-- begin INPUT MATERIAL --
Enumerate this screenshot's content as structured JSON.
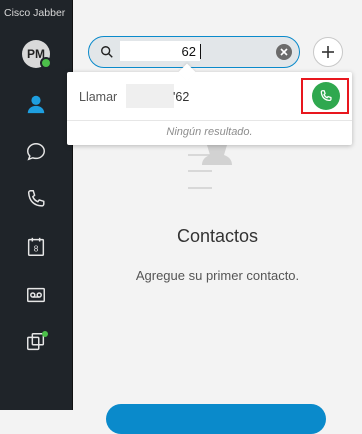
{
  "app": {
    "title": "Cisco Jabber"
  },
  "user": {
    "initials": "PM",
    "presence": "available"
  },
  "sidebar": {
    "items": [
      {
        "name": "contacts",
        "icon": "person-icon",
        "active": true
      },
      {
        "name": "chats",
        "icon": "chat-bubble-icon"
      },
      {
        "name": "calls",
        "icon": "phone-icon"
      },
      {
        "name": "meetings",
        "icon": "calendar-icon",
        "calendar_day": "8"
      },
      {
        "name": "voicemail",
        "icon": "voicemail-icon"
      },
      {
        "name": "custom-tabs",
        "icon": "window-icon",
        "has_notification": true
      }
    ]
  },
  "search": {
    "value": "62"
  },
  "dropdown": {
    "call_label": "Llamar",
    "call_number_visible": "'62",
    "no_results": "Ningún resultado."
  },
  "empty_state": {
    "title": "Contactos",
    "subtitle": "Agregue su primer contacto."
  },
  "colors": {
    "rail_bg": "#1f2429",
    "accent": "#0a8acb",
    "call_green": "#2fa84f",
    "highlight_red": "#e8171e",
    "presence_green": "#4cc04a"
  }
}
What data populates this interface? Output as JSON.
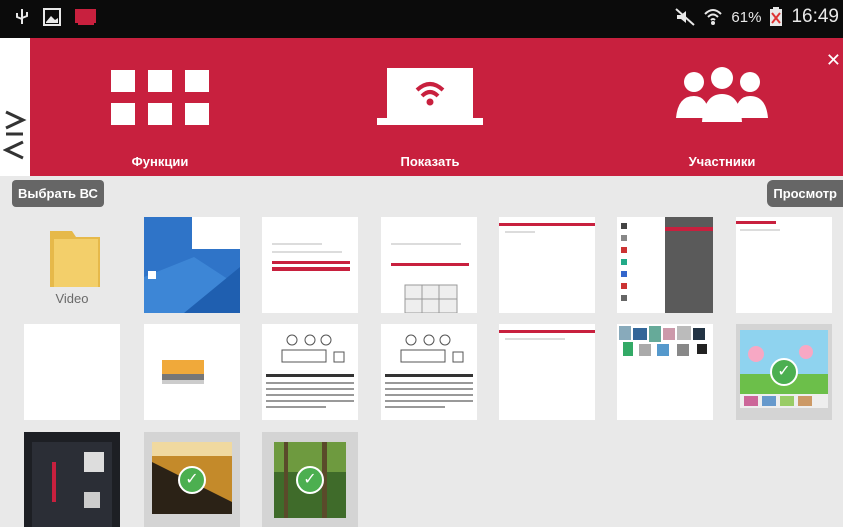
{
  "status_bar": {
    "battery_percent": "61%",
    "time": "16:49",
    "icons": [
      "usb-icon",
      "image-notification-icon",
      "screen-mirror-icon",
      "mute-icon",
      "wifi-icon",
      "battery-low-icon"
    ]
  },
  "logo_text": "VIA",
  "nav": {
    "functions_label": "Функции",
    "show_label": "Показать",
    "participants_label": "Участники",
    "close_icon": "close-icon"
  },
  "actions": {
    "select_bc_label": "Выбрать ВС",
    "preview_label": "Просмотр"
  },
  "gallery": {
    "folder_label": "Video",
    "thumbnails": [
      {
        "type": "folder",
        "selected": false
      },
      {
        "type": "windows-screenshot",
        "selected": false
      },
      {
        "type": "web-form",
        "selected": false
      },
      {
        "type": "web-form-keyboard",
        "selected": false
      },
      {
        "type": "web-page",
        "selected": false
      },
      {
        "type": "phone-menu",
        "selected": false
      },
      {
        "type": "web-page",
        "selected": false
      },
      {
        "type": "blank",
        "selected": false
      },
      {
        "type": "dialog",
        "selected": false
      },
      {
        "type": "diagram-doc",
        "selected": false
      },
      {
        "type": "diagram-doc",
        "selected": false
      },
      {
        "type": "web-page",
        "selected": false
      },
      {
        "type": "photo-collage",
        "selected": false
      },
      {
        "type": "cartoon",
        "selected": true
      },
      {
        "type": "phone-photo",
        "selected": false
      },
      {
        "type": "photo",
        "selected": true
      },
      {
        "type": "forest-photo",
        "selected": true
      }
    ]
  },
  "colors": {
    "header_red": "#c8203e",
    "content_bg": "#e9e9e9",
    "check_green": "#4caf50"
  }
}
-- end INPUT MATERIAL --
* PROMPT
Pick each line holding the word "screenshot" out of the listing.

* SOLUTION TO THIS EXERCISE
Enumerate this screenshot's content as structured JSON.
        "type": "windows-screenshot",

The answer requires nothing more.